> [THE REQUEST]
Images must not appear in your copy; reproduce every other part of the records exactly.

#### DATA LISTING ####

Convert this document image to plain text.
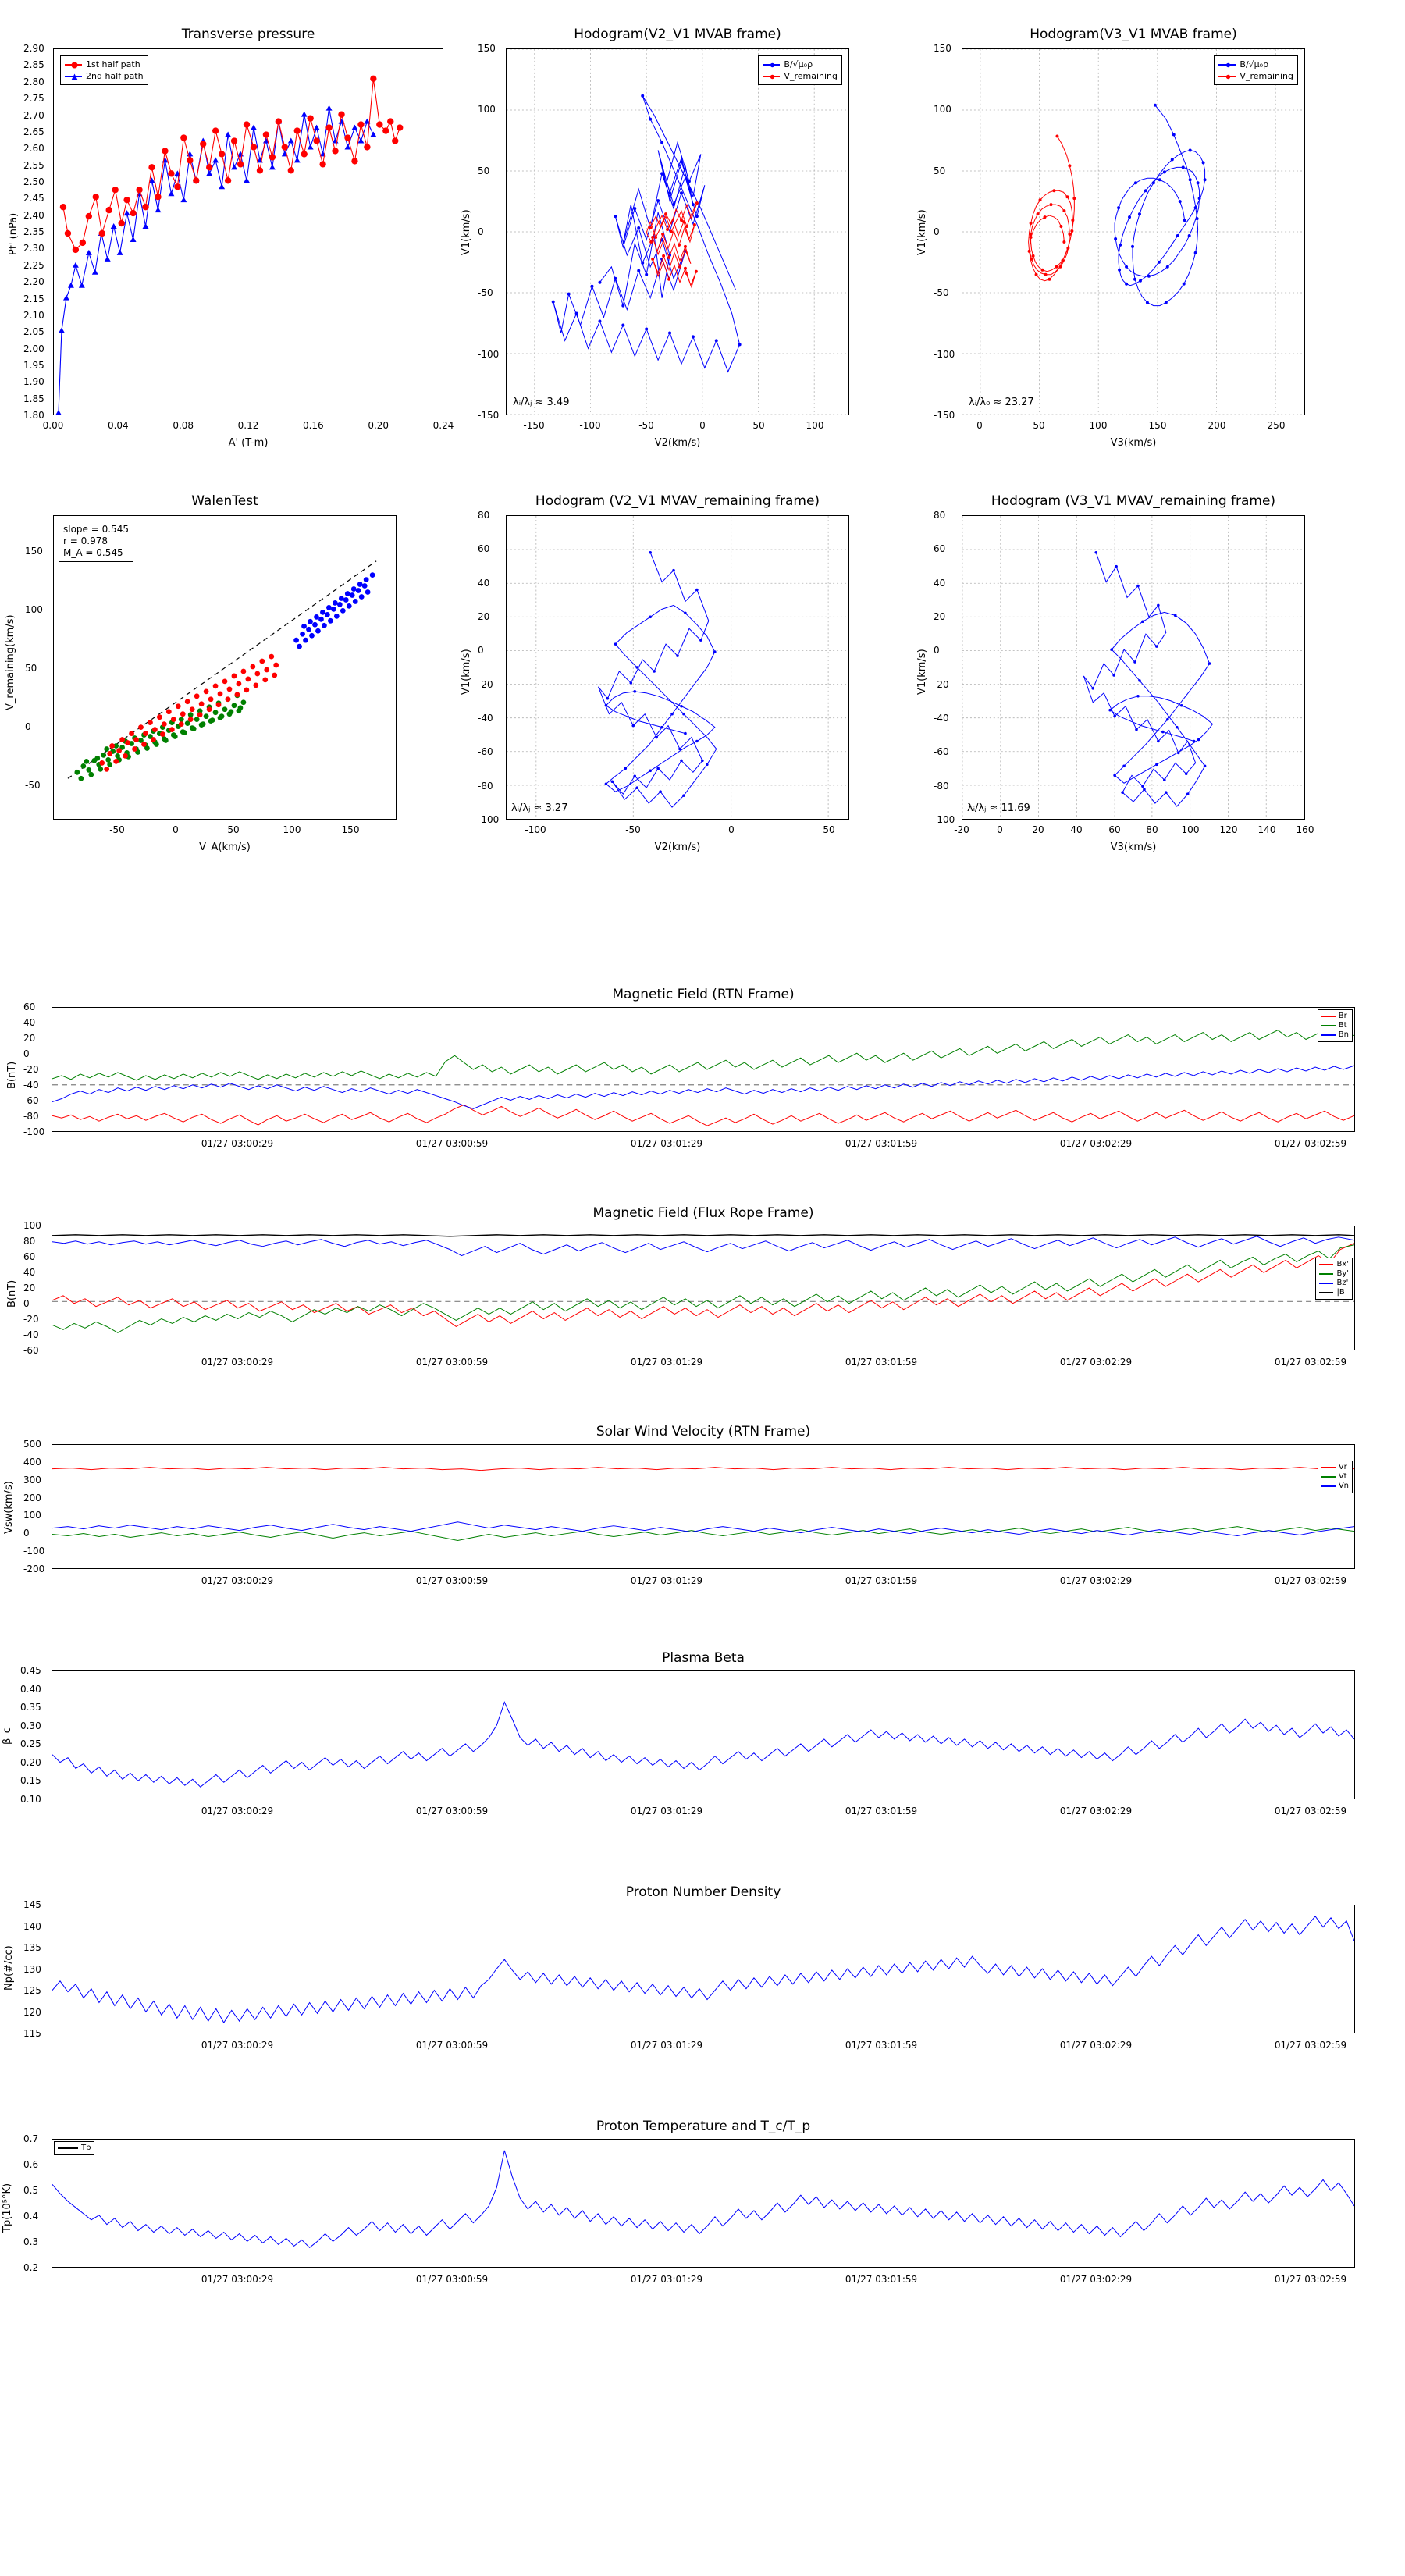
Transverse pressure
1st half path
2nd half path
2.90
2.85
2.80
2.75
2.70
2.65
2.60
2.55
2.50
2.45
2.40
2.35
2.30
2.25
2.20
2.15
2.10
2.05
2.00
1.95
1.90
1.85
1.80
0.00	0.04	0.08	0.12	0.16	0.20	0.24
A' (T-m)
Pt' (nPa)
Hodogram(V2_V1 MVAB frame)
B/√μ₀ρ
V_remaining
λᵢ/λⱼ ≈ 3.49
150
100
50
0
-50
-100
-150
-150	-100	-50	0	50	100
V2(km/s)
V1(km/s)
Hodogram(V3_V1 MVAB frame)
B/√μ₀ρ
V_remaining
λᵢ/λ₀ ≈ 23.27
150
100
50
0
-50
-100
-150
0	50	100	150	200	250
V3(km/s)
V1(km/s)
WalenTest
slope = 0.545
r = 0.978
M_A = 0.545
150
100
50
0
-50
-50	0	50	100	150
V_A(km/s)
V_remaining(km/s)
Hodogram (V2_V1 MVAV_remaining frame)
λᵢ/λⱼ ≈ 3.27
80
60
40
20
0
-20
-40
-60
-80
-100
-100	-50	0	50
V2(km/s)
V1(km/s)
Hodogram (V3_V1 MVAV_remaining frame)
λᵢ/λⱼ ≈ 11.69
80
60
40
20
0
-20
-40
-60
-80
-100
-20	0	20	40	60	80 100 120 140 160
V3(km/s)
V1(km/s)
Magnetic Field (RTN Frame)
Br
Bt
Bn
60
40
20
0
-20
-40
-60
-80
-100
01/27 03:00:29	01/27 03:00:59	01/27 03:01:29	01/27 03:01:59	01/27 03:02:29	01/27 03:02:59
B(nT)
Magnetic Field (Flux Rope Frame)
Bx'
By'
Bz'
|B|
100
80
60
40
20
0
-20
-40
-60
01/27 03:00:29	01/27 03:00:59	01/27 03:01:29	01/27 03:01:59	01/27 03:02:29	01/27 03:02:59
B(nT)
Solar Wind Velocity (RTN Frame)
Vr
Vt
Vn
500
400
300
200
100
0
-100
-200
01/27 03:00:29	01/27 03:00:59	01/27 03:01:29	01/27 03:01:59	01/27 03:02:29	01/27 03:02:59
Vsw(km/s)
Plasma Beta
0.45
0.40
0.35
0.30
0.25
0.20
0.15
0.10
01/27 03:00:29	01/27 03:00:59	01/27 03:01:29	01/27 03:01:59	01/27 03:02:29	01/27 03:02:59
β_c
Proton Number Density
145
140
135
130
125
120
115
01/27 03:00:29	01/27 03:00:59	01/27 03:01:29	01/27 03:01:59	01/27 03:02:29	01/27 03:02:59
Np(#/cc)
Proton Temperature and T_c/T_p
Tp
0.7
0.6
0.5
0.4
0.3
0.2
01/27 03:00:29	01/27 03:00:59	01/27 03:01:29	01/27 03:01:59	01/27 03:02:29	01/27 03:02:59
Tp(10⁵°K)
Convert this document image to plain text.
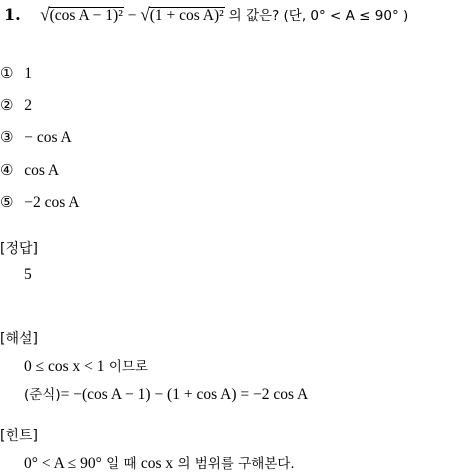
1. √(cos A − 1)² − √(1 + cos A)² 의 값은? (단, 0° < A ≤ 90° )
① 1
② 2
③ − cos A
④ cos A
⑤ −2 cos A
[정답]
5
[해설]
0 ≤ cos x < 1 이므로
(준식)= −(cos A − 1) − (1 + cos A) = −2 cos A
[힌트]
0° < A ≤ 90° 일 때 cos x 의 범위를 구해본다.
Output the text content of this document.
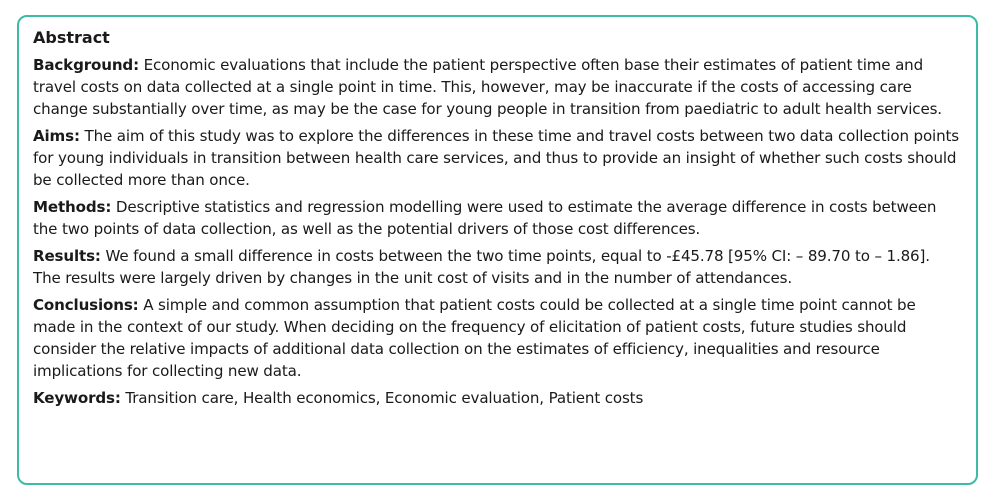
Abstract
Background: Economic evaluations that include the patient perspective often base their estimates of patient time and travel costs on data collected at a single point in time. This, however, may be inaccurate if the costs of accessing care change substantially over time, as may be the case for young people in transition from paediatric to adult health services.
Aims: The aim of this study was to explore the differences in these time and travel costs between two data collection points for young individuals in transition between health care services, and thus to provide an insight of whether such costs should be collected more than once.
Methods: Descriptive statistics and regression modelling were used to estimate the average difference in costs between the two points of data collection, as well as the potential drivers of those cost differences.
Results: We found a small difference in costs between the two time points, equal to -£45.78 [95% CI: – 89.70 to – 1.86]. The results were largely driven by changes in the unit cost of visits and in the number of attendances.
Conclusions: A simple and common assumption that patient costs could be collected at a single time point cannot be made in the context of our study. When deciding on the frequency of elicitation of patient costs, future studies should consider the relative impacts of additional data collection on the estimates of efficiency, inequalities and resource implications for collecting new data.
Keywords: Transition care, Health economics, Economic evaluation, Patient costs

####

> [SOLUTION]
Convert this document image to plain text.
Transverse pressure
1st half path
2nd half path
2.90
2.85
2.80
2.75
2.70
2.65
2.60
2.55
2.50
2.45
2.40
2.35
2.30
2.25
2.20
2.15
2.10
2.05
2.00
1.95
1.90
1.85
1.80
0.00	0.04	0.08	0.12	0.16	0.20	0.24
A' (T-m)
Pt' (nPa)
Hodogram(V2_V1 MVAB frame)
B/√μ₀ρ
V_remaining
λᵢ/λⱼ ≈ 3.49
150
100
50
0
-50
-100
-150
-150	-100	-50	0	50	100
V2(km/s)
V1(km/s)
Hodogram(V3_V1 MVAB frame)
B/√μ₀ρ
V_remaining
λᵢ/λ₀ ≈ 23.27
150
100
50
0
-50
-100
-150
0	50	100	150	200	250
V3(km/s)
V1(km/s)
WalenTest
slope = 0.545
r = 0.978
M_A = 0.545
150
100
50
0
-50
-50	0	50	100	150
V_A(km/s)
V_remaining(km/s)
Hodogram (V2_V1 MVAV_remaining frame)
λᵢ/λⱼ ≈ 3.27
80
60
40
20
0
-20
-40
-60
-80
-100
-100	-50	0	50
V2(km/s)
V1(km/s)
Hodogram (V3_V1 MVAV_remaining frame)
λᵢ/λⱼ ≈ 11.69
80
60
40
20
0
-20
-40
-60
-80
-100
-20	0	20	40	60	80 100 120 140 160
V3(km/s)
V1(km/s)
Magnetic Field (RTN Frame)
Br
Bt
Bn
60
40
20
0
-20
-40
-60
-80
-100
01/27 03:00:29	01/27 03:00:59	01/27 03:01:29	01/27 03:01:59	01/27 03:02:29	01/27 03:02:59
B(nT)
Magnetic Field (Flux Rope Frame)
Bx'
By'
Bz'
|B|
100
80
60
40
20
0
-20
-40
-60
01/27 03:00:29	01/27 03:00:59	01/27 03:01:29	01/27 03:01:59	01/27 03:02:29	01/27 03:02:59
B(nT)
Solar Wind Velocity (RTN Frame)
Vr
Vt
Vn
500
400
300
200
100
0
-100
-200
01/27 03:00:29	01/27 03:00:59	01/27 03:01:29	01/27 03:01:59	01/27 03:02:29	01/27 03:02:59
Vsw(km/s)
Plasma Beta
0.45
0.40
0.35
0.30
0.25
0.20
0.15
0.10
01/27 03:00:29	01/27 03:00:59	01/27 03:01:29	01/27 03:01:59	01/27 03:02:29	01/27 03:02:59
β_c
Proton Number Density
145
140
135
130
125
120
115
01/27 03:00:29	01/27 03:00:59	01/27 03:01:29	01/27 03:01:59	01/27 03:02:29	01/27 03:02:59
Np(#/cc)
Proton Temperature and T_c/T_p
Tp
0.7
0.6
0.5
0.4
0.3
0.2
01/27 03:00:29	01/27 03:00:59	01/27 03:01:29	01/27 03:01:59	01/27 03:02:29	01/27 03:02:59
Tp(10⁵°K)
Convert this document image to plain text.
1. √(cos A − 1)² − √(1 + cos A)² 의 값은? (단, 0° < A ≤ 90° )
① 1
② 2
③ − cos A
④ cos A
⑤ −2 cos A
[정답]
5
[해설]
0 ≤ cos x < 1 이므로
(준식)= −(cos A − 1) − (1 + cos A) = −2 cos A
[힌트]
0° < A ≤ 90° 일 때 cos x 의 범위를 구해본다.
Output the text content of this document.
Abstract
Background: Economic evaluations that include the patient perspective often base their estimates of patient time and travel costs on data collected at a single point in time. This, however, may be inaccurate if the costs of accessing care change substantially over time, as may be the case for young people in transition from paediatric to adult health services.
Aims: The aim of this study was to explore the differences in these time and travel costs between two data collection points for young individuals in transition between health care services, and thus to provide an insight of whether such costs should be collected more than once.
Methods: Descriptive statistics and regression modelling were used to estimate the average difference in costs between the two points of data collection, as well as the potential drivers of those cost differences.
Results: We found a small difference in costs between the two time points, equal to -£45.78 [95% CI: – 89.70 to – 1.86]. The results were largely driven by changes in the unit cost of visits and in the number of attendances.
Conclusions: A simple and common assumption that patient costs could be collected at a single time point cannot be made in the context of our study. When deciding on the frequency of elicitation of patient costs, future studies should consider the relative impacts of additional data collection on the estimates of efficiency, inequalities and resource implications for collecting new data.
Keywords: Transition care, Health economics, Economic evaluation, Patient costs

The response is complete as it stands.